• _YOUR GOAL_: Reproduce the listing below in full and without alteration, apart from its pictures.

Stored records:
== == ==

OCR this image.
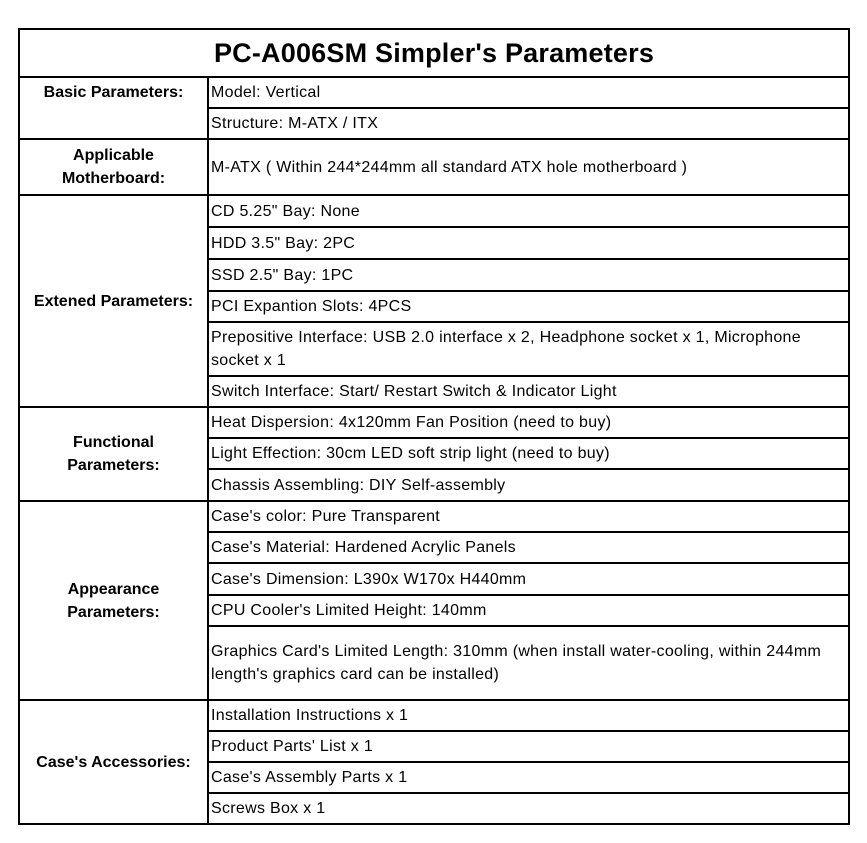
PC-A006SM Simpler's Parameters	
Basic Parameters:	Model: Vertical
	Structure: M-ATX / ITX
Applicable Motherboard:	M-ATX ( Within 244*244mm all standard ATX hole motherboard )
Extened Parameters:	CD 5.25" Bay: None
	HDD 3.5" Bay: 2PC
	SSD 2.5" Bay: 1PC
	PCI Expantion Slots: 4PCS
	Prepositive Interface: USB 2.0 interface x 2, Headphone socket x 1, Microphone socket x 1
	Switch Interface: Start/ Restart Switch & Indicator Light
Functional Parameters:	Heat Dispersion: 4x120mm Fan Position (need to buy)
	Light Effection: 30cm LED soft strip light (need to buy)
	Chassis Assembling: DIY Self-assembly
Appearance Parameters:	Case's color: Pure Transparent
	Case's Material: Hardened Acrylic Panels
	Case's Dimension: L390x W170x H440mm
	CPU Cooler's Limited Height: 140mm
	Graphics Card's Limited Length: 310mm (when install water-cooling, within 244mm length's graphics card can be installed)
Case's Accessories:	Installation Instructions x 1
	Product Parts' List x 1
	Case's Assembly Parts x 1
	Screws Box x 1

== == ==

• _SOLUTION TO THIS TASK_:
OCR this image.
PC-A006SM Simpler's Parameters	
Basic Parameters:	Model: Vertical
	Structure: M-ATX / ITX
Applicable Motherboard:	M-ATX ( Within 244*244mm all standard ATX hole motherboard )
Extened Parameters:	CD 5.25" Bay: None
	HDD 3.5" Bay: 2PC
	SSD 2.5" Bay: 1PC
	PCI Expantion Slots: 4PCS
	Prepositive Interface: USB 2.0 interface x 2, Headphone socket x 1, Microphone socket x 1
	Switch Interface: Start/ Restart Switch & Indicator Light
Functional Parameters:	Heat Dispersion: 4x120mm Fan Position (need to buy)
	Light Effection: 30cm LED soft strip light (need to buy)
	Chassis Assembling: DIY Self-assembly
Appearance Parameters:	Case's color: Pure Transparent
	Case's Material: Hardened Acrylic Panels
	Case's Dimension: L390x W170x H440mm
	CPU Cooler's Limited Height: 140mm
	Graphics Card's Limited Length: 310mm (when install water-cooling, within 244mm length's graphics card can be installed)
Case's Accessories:	Installation Instructions x 1
	Product Parts' List x 1
	Case's Assembly Parts x 1
	Screws Box x 1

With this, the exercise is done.